What the exercise asks:
The data must be returned in full and exactly as given.

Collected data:
################

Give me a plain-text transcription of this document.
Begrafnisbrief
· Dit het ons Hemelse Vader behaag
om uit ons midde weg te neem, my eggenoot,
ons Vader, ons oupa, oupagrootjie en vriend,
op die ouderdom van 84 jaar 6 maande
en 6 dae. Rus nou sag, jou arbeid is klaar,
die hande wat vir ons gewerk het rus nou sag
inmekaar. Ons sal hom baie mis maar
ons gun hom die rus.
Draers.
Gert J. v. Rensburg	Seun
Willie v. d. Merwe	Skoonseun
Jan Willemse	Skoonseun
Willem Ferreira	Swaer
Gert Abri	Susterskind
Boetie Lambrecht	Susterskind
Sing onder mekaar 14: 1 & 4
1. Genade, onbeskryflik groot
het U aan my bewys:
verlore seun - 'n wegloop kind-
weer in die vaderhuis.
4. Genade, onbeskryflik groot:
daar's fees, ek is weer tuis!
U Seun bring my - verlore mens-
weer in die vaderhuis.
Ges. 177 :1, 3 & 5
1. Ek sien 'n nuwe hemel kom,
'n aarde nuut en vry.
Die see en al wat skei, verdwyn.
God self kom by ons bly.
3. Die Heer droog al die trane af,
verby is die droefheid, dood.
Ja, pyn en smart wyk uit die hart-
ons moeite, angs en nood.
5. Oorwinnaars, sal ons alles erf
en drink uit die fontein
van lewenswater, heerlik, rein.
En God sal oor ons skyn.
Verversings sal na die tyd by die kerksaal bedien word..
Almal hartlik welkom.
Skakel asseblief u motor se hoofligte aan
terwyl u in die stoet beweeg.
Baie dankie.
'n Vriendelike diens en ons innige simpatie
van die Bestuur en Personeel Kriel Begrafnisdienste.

################

Written solution:
Give me a plain-text transcription of this document.
Begrafnisbrief
· Dit het ons Hemelse Vader behaag
om uit ons midde weg te neem, my eggenoot,
ons Vader, ons oupa, oupagrootjie en vriend,
op die ouderdom van 84 jaar 6 maande
en 6 dae. Rus nou sag, jou arbeid is klaar,
die hande wat vir ons gewerk het rus nou sag
inmekaar. Ons sal hom baie mis maar
ons gun hom die rus.
Draers.
Gert J. v. Rensburg	Seun
Willie v. d. Merwe	Skoonseun
Jan Willemse	Skoonseun
Willem Ferreira	Swaer
Gert Abri	Susterskind
Boetie Lambrecht	Susterskind
Sing onder mekaar 14: 1 & 4
1. Genade, onbeskryflik groot
het U aan my bewys:
verlore seun - 'n wegloop kind-
weer in die vaderhuis.
4. Genade, onbeskryflik groot:
daar's fees, ek is weer tuis!
U Seun bring my - verlore mens-
weer in die vaderhuis.
Ges. 177 :1, 3 & 5
1. Ek sien 'n nuwe hemel kom,
'n aarde nuut en vry.
Die see en al wat skei, verdwyn.
God self kom by ons bly.
3. Die Heer droog al die trane af,
verby is die droefheid, dood.
Ja, pyn en smart wyk uit die hart-
ons moeite, angs en nood.
5. Oorwinnaars, sal ons alles erf
en drink uit die fontein
van lewenswater, heerlik, rein.
En God sal oor ons skyn.
Verversings sal na die tyd by die kerksaal bedien word..
Almal hartlik welkom.
Skakel asseblief u motor se hoofligte aan
terwyl u in die stoet beweeg.
Baie dankie.
'n Vriendelike diens en ons innige simpatie
van die Bestuur en Personeel Kriel Begrafnisdienste.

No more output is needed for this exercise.